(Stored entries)
- - - -
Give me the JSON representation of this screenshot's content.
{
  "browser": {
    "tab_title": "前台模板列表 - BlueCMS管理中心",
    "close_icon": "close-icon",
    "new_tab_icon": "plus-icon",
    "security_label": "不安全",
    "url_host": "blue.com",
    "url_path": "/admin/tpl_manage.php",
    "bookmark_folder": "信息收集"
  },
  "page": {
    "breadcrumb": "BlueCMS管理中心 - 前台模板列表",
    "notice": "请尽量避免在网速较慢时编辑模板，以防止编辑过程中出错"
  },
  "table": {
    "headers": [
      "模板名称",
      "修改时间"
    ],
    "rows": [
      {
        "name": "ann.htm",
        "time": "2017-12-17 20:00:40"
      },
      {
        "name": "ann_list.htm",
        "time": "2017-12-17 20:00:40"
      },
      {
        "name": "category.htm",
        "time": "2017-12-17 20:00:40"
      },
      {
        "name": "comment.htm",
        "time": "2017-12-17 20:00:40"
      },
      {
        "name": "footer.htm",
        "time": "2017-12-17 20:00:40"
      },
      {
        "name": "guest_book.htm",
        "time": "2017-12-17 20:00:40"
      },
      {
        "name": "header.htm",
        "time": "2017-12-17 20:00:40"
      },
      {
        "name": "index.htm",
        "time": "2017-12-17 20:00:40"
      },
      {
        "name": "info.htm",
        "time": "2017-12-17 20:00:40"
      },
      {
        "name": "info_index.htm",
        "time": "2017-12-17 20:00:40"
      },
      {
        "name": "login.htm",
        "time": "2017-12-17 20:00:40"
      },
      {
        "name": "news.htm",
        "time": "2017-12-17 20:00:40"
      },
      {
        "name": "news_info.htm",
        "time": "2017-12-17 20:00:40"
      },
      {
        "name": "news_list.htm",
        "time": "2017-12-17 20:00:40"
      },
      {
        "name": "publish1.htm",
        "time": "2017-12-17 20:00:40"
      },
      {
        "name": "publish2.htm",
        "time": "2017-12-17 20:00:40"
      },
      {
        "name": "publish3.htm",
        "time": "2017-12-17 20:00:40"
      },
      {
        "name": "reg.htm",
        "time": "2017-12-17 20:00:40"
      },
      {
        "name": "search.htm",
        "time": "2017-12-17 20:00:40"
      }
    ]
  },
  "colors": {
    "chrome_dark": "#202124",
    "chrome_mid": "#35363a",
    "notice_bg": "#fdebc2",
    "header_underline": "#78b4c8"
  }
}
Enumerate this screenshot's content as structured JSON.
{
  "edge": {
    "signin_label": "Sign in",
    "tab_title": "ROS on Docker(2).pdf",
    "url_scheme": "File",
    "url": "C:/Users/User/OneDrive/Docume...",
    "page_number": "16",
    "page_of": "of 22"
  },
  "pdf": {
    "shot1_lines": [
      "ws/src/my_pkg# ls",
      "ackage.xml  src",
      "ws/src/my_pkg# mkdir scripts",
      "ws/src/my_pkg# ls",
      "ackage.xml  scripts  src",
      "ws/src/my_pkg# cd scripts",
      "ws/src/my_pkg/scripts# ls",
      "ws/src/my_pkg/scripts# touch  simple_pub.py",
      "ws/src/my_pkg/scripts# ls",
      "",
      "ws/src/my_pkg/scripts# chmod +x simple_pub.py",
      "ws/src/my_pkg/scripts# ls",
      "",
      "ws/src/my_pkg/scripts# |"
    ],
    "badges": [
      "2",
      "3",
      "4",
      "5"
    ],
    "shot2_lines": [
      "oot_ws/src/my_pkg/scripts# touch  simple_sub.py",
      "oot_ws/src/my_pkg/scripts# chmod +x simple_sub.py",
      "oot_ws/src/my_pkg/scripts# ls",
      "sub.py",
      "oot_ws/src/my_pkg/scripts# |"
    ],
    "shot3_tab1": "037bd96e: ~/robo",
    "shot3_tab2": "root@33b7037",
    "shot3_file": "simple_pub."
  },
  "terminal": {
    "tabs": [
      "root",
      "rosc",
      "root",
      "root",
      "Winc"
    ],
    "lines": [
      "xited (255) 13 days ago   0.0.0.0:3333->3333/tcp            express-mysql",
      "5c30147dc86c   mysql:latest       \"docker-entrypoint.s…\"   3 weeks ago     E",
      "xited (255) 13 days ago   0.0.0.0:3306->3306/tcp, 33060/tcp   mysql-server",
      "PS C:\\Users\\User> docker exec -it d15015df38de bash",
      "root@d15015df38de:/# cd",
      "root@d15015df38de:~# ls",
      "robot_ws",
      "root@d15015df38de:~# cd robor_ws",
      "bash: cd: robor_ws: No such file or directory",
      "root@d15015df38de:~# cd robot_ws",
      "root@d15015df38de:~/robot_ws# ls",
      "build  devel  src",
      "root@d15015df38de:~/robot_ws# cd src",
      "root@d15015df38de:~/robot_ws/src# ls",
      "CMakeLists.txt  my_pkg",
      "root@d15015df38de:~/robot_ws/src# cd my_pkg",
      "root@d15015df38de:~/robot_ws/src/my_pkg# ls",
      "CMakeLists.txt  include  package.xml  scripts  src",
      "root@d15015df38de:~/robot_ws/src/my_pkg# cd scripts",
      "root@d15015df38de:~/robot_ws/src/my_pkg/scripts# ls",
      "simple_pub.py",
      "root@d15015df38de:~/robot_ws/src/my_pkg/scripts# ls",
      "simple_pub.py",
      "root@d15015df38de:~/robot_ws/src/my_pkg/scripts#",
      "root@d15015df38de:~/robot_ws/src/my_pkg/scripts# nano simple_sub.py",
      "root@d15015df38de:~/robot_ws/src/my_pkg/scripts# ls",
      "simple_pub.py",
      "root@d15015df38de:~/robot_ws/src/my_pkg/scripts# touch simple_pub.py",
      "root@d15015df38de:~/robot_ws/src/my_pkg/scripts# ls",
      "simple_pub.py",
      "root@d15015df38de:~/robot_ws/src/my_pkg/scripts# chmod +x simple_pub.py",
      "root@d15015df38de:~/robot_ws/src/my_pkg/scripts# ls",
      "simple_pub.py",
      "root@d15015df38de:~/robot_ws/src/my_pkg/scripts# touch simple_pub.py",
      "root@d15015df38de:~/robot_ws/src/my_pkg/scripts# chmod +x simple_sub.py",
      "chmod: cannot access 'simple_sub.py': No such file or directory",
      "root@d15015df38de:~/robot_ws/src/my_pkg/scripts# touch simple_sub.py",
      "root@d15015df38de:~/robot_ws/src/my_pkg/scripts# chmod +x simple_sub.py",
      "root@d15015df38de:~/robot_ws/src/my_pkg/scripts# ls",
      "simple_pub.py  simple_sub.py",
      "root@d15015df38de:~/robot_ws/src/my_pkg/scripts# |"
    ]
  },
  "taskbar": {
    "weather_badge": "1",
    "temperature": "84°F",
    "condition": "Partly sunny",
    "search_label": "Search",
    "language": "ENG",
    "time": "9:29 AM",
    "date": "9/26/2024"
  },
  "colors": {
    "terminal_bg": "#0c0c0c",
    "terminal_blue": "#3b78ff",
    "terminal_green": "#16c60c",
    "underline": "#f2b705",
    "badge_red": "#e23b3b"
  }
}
- - - -
• Problem: Where a line above holds the string "screenshot", show that line.

• Problem solution:
Give me the JSON representation of this screenshot's content.
Enumerate this screenshot's content as structured JSON.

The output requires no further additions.